Each line containing the word "ylabel" must be reported.

* Begin Given data *

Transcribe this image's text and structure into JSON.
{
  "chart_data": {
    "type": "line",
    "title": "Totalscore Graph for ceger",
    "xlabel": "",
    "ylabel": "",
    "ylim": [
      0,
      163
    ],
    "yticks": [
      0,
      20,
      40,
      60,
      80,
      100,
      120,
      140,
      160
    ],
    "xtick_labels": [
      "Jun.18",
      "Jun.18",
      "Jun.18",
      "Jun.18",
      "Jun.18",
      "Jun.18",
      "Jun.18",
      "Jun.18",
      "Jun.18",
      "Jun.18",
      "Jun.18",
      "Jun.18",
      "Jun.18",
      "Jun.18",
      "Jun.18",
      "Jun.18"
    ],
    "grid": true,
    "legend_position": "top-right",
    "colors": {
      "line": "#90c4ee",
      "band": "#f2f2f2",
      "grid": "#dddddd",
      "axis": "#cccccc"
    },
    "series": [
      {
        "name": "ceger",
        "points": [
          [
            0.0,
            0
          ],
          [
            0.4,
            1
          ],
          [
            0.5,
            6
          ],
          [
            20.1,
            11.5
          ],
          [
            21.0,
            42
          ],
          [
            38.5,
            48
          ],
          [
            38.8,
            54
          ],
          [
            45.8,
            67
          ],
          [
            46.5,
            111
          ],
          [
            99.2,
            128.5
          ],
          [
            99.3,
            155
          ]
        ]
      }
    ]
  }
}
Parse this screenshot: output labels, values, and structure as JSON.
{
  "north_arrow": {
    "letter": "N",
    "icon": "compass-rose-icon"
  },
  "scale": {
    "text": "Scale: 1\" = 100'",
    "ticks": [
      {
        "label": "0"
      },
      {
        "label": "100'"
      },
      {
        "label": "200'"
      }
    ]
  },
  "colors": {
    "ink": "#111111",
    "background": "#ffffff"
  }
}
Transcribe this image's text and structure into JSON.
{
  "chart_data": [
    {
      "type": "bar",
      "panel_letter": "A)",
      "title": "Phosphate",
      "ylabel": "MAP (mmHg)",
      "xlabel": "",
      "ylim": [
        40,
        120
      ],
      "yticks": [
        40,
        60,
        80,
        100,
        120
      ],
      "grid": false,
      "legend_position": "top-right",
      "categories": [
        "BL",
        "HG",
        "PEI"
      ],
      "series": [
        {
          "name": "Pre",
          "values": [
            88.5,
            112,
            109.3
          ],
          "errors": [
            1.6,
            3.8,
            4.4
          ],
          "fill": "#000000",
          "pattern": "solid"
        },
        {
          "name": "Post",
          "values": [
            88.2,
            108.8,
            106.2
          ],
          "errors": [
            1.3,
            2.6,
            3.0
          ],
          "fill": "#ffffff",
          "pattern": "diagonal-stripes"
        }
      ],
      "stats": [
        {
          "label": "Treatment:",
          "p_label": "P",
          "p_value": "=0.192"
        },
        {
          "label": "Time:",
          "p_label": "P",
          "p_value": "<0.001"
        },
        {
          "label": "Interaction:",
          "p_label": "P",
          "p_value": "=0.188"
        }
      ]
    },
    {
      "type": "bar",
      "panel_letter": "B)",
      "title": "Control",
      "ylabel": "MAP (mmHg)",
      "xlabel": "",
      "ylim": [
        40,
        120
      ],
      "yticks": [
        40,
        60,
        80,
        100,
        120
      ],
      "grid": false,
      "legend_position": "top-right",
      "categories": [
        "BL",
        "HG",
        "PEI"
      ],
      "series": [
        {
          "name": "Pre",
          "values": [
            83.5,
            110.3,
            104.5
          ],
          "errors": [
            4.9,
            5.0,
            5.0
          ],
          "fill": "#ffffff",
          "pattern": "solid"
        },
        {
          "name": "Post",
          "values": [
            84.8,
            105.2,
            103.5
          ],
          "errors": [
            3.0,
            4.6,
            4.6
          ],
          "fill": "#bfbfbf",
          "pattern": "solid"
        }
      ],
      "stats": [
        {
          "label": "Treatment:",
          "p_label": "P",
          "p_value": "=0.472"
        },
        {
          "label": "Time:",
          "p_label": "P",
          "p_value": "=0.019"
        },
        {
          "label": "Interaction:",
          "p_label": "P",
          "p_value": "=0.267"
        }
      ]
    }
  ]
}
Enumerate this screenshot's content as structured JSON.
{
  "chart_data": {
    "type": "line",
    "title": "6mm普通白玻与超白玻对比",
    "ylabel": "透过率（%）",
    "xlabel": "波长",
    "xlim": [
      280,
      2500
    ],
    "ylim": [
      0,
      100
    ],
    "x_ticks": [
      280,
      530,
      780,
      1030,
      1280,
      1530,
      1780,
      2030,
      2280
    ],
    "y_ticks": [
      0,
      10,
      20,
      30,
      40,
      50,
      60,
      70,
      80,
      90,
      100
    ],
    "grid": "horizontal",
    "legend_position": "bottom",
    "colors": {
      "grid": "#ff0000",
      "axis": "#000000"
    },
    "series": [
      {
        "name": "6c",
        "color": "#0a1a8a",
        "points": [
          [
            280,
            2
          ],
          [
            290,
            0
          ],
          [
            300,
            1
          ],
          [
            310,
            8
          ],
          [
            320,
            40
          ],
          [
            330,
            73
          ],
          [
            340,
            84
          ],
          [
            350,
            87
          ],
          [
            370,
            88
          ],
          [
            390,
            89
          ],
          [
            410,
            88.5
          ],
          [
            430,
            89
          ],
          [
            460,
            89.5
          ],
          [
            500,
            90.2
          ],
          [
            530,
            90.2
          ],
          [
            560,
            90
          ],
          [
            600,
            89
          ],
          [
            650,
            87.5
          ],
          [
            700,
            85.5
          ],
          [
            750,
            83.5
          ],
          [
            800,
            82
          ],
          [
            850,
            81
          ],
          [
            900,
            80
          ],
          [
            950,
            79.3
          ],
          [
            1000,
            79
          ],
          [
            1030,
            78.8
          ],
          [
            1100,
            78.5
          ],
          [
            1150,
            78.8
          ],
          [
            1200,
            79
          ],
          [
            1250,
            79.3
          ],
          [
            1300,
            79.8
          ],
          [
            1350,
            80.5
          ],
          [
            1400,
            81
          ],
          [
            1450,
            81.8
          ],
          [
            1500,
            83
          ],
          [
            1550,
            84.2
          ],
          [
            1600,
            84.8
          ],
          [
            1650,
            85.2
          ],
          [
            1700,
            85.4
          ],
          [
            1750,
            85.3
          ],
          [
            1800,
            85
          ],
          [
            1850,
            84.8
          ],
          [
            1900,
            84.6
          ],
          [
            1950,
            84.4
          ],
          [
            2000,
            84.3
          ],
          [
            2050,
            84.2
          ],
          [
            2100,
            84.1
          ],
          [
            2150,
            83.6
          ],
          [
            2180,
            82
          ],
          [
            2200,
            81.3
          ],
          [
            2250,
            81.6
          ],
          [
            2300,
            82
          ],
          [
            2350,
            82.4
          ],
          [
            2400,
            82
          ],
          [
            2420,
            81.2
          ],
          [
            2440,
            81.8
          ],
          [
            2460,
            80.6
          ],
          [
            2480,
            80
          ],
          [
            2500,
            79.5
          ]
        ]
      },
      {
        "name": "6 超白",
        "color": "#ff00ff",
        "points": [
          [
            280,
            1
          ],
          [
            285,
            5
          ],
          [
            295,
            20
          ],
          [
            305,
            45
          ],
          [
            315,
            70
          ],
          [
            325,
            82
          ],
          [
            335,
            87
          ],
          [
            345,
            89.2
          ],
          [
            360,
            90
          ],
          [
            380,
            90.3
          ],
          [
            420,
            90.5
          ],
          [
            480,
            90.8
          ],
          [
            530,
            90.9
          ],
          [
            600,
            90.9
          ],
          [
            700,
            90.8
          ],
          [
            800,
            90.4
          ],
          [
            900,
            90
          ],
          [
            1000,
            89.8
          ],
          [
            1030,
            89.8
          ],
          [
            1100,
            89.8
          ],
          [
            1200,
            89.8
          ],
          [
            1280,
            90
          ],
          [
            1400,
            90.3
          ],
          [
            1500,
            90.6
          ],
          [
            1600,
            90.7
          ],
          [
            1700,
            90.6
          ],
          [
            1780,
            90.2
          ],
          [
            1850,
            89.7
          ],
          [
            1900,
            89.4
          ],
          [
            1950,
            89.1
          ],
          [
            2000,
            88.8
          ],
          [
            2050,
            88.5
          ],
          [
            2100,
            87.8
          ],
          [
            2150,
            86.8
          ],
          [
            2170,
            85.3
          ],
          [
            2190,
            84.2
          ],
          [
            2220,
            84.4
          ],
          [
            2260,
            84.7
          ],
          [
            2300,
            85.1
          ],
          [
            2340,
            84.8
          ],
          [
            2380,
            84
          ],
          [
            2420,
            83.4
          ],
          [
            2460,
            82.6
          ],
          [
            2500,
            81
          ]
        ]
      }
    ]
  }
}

* End Given data *

Problem solution:
    "ylabel": "",
      "ylabel": "MAP (mmHg)",
      "ylabel": "MAP (mmHg)",
    "ylabel": "透过率（%）",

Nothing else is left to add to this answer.